#### [What is needed]
Output the material below unchanged, apart from leaving out the pictures.

════════

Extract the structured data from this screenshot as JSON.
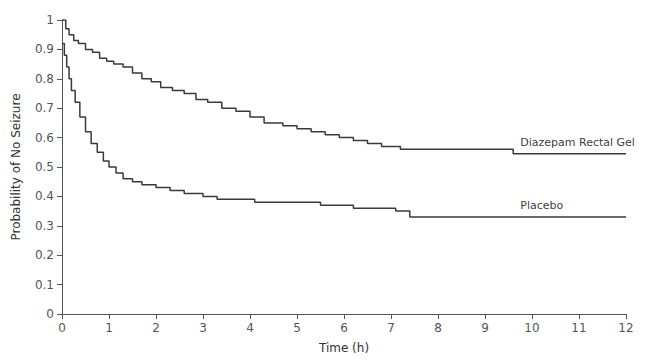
{
  "chart_data": {
    "type": "step",
    "xlabel": "Time (h)",
    "ylabel": "Probability of No Seizure",
    "xlim": [
      0,
      12
    ],
    "ylim": [
      0,
      1.0
    ],
    "xticks": [
      0,
      1,
      2,
      3,
      4,
      5,
      6,
      7,
      8,
      9,
      10,
      11,
      12
    ],
    "yticks": [
      0,
      0.1,
      0.2,
      0.3,
      0.4,
      0.5,
      0.6,
      0.7,
      0.8,
      0.9,
      1
    ],
    "grid": false,
    "series": [
      {
        "color": "#3a3a3a",
        "x": [
          0,
          0.08,
          0.15,
          0.25,
          0.35,
          0.5,
          0.65,
          0.8,
          0.95,
          1.1,
          1.3,
          1.5,
          1.7,
          1.9,
          2.1,
          2.35,
          2.6,
          2.85,
          3.1,
          3.4,
          3.7,
          4.0,
          4.3,
          4.7,
          5.0,
          5.3,
          5.6,
          5.9,
          6.2,
          6.5,
          6.8,
          7.2,
          9.4,
          9.6,
          12.0
        ],
        "values": [
          1.0,
          0.97,
          0.95,
          0.93,
          0.92,
          0.9,
          0.89,
          0.87,
          0.86,
          0.85,
          0.84,
          0.82,
          0.8,
          0.79,
          0.77,
          0.76,
          0.75,
          0.73,
          0.72,
          0.7,
          0.69,
          0.67,
          0.65,
          0.64,
          0.63,
          0.62,
          0.61,
          0.6,
          0.59,
          0.58,
          0.57,
          0.56,
          0.56,
          0.545,
          0.545
        ]
      },
      {
        "color": "#3a3a3a",
        "x": [
          0,
          0.05,
          0.1,
          0.15,
          0.2,
          0.28,
          0.38,
          0.5,
          0.62,
          0.75,
          0.88,
          1.0,
          1.15,
          1.3,
          1.5,
          1.7,
          2.0,
          2.3,
          2.6,
          3.0,
          3.3,
          3.8,
          4.1,
          4.5,
          4.9,
          5.5,
          5.8,
          6.2,
          7.1,
          7.4,
          12.0
        ],
        "values": [
          0.92,
          0.88,
          0.84,
          0.8,
          0.76,
          0.72,
          0.67,
          0.62,
          0.58,
          0.55,
          0.52,
          0.5,
          0.48,
          0.46,
          0.45,
          0.44,
          0.43,
          0.42,
          0.41,
          0.4,
          0.39,
          0.39,
          0.38,
          0.38,
          0.38,
          0.37,
          0.37,
          0.36,
          0.35,
          0.33,
          0.33
        ]
      }
    ],
    "annotations": [
      {
        "text": "Diazepam Rectal Gel",
        "x": 9.75,
        "y": 0.585
      },
      {
        "text": "Placebo",
        "x": 9.75,
        "y": 0.368
      }
    ]
  }
}
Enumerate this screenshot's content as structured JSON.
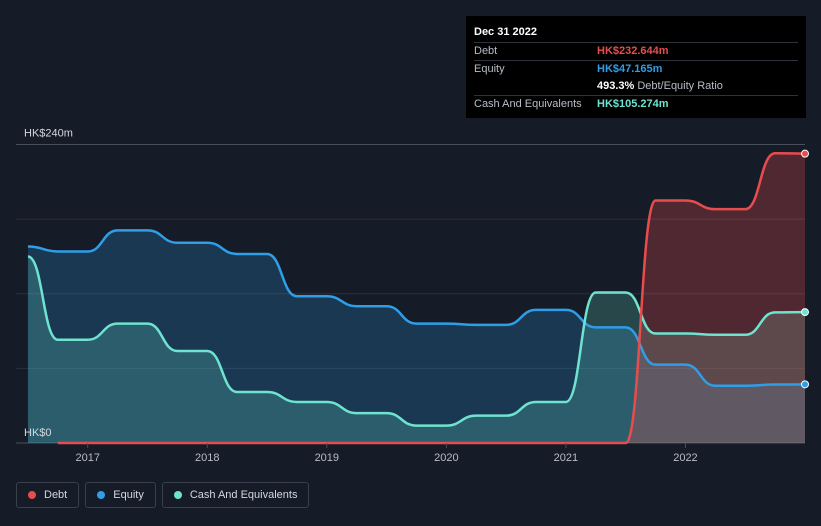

════════

#### [Reply to the exercise]
Extract the structured data from this screenshot as JSON.
{
  "chart_data": {
    "type": "step",
    "xlabel": "Time (h)",
    "ylabel": "Probability of No Seizure",
    "xlim": [
      0,
      12
    ],
    "ylim": [
      0,
      1.0
    ],
    "xticks": [
      0,
      1,
      2,
      3,
      4,
      5,
      6,
      7,
      8,
      9,
      10,
      11,
      12
    ],
    "yticks": [
      0,
      0.1,
      0.2,
      0.3,
      0.4,
      0.5,
      0.6,
      0.7,
      0.8,
      0.9,
      1
    ],
    "grid": false,
    "series": [
      {
        "color": "#3a3a3a",
        "x": [
          0,
          0.08,
          0.15,
          0.25,
          0.35,
          0.5,
          0.65,
          0.8,
          0.95,
          1.1,
          1.3,
          1.5,
          1.7,
          1.9,
          2.1,
          2.35,
          2.6,
          2.85,
          3.1,
          3.4,
          3.7,
          4.0,
          4.3,
          4.7,
          5.0,
          5.3,
          5.6,
          5.9,
          6.2,
          6.5,
          6.8,
          7.2,
          9.4,
          9.6,
          12.0
        ],
        "values": [
          1.0,
          0.97,
          0.95,
          0.93,
          0.92,
          0.9,
          0.89,
          0.87,
          0.86,
          0.85,
          0.84,
          0.82,
          0.8,
          0.79,
          0.77,
          0.76,
          0.75,
          0.73,
          0.72,
          0.7,
          0.69,
          0.67,
          0.65,
          0.64,
          0.63,
          0.62,
          0.61,
          0.6,
          0.59,
          0.58,
          0.57,
          0.56,
          0.56,
          0.545,
          0.545
        ]
      },
      {
        "color": "#3a3a3a",
        "x": [
          0,
          0.05,
          0.1,
          0.15,
          0.2,
          0.28,
          0.38,
          0.5,
          0.62,
          0.75,
          0.88,
          1.0,
          1.15,
          1.3,
          1.5,
          1.7,
          2.0,
          2.3,
          2.6,
          3.0,
          3.3,
          3.8,
          4.1,
          4.5,
          4.9,
          5.5,
          5.8,
          6.2,
          7.1,
          7.4,
          12.0
        ],
        "values": [
          0.92,
          0.88,
          0.84,
          0.8,
          0.76,
          0.72,
          0.67,
          0.62,
          0.58,
          0.55,
          0.52,
          0.5,
          0.48,
          0.46,
          0.45,
          0.44,
          0.43,
          0.42,
          0.41,
          0.4,
          0.39,
          0.39,
          0.38,
          0.38,
          0.38,
          0.37,
          0.37,
          0.36,
          0.35,
          0.33,
          0.33
        ]
      }
    ],
    "annotations": [
      {
        "text": "Diazepam Rectal Gel",
        "x": 9.75,
        "y": 0.585
      },
      {
        "text": "Placebo",
        "x": 9.75,
        "y": 0.368
      }
    ]
  }
}
Enumerate this screenshot's content as structured JSON.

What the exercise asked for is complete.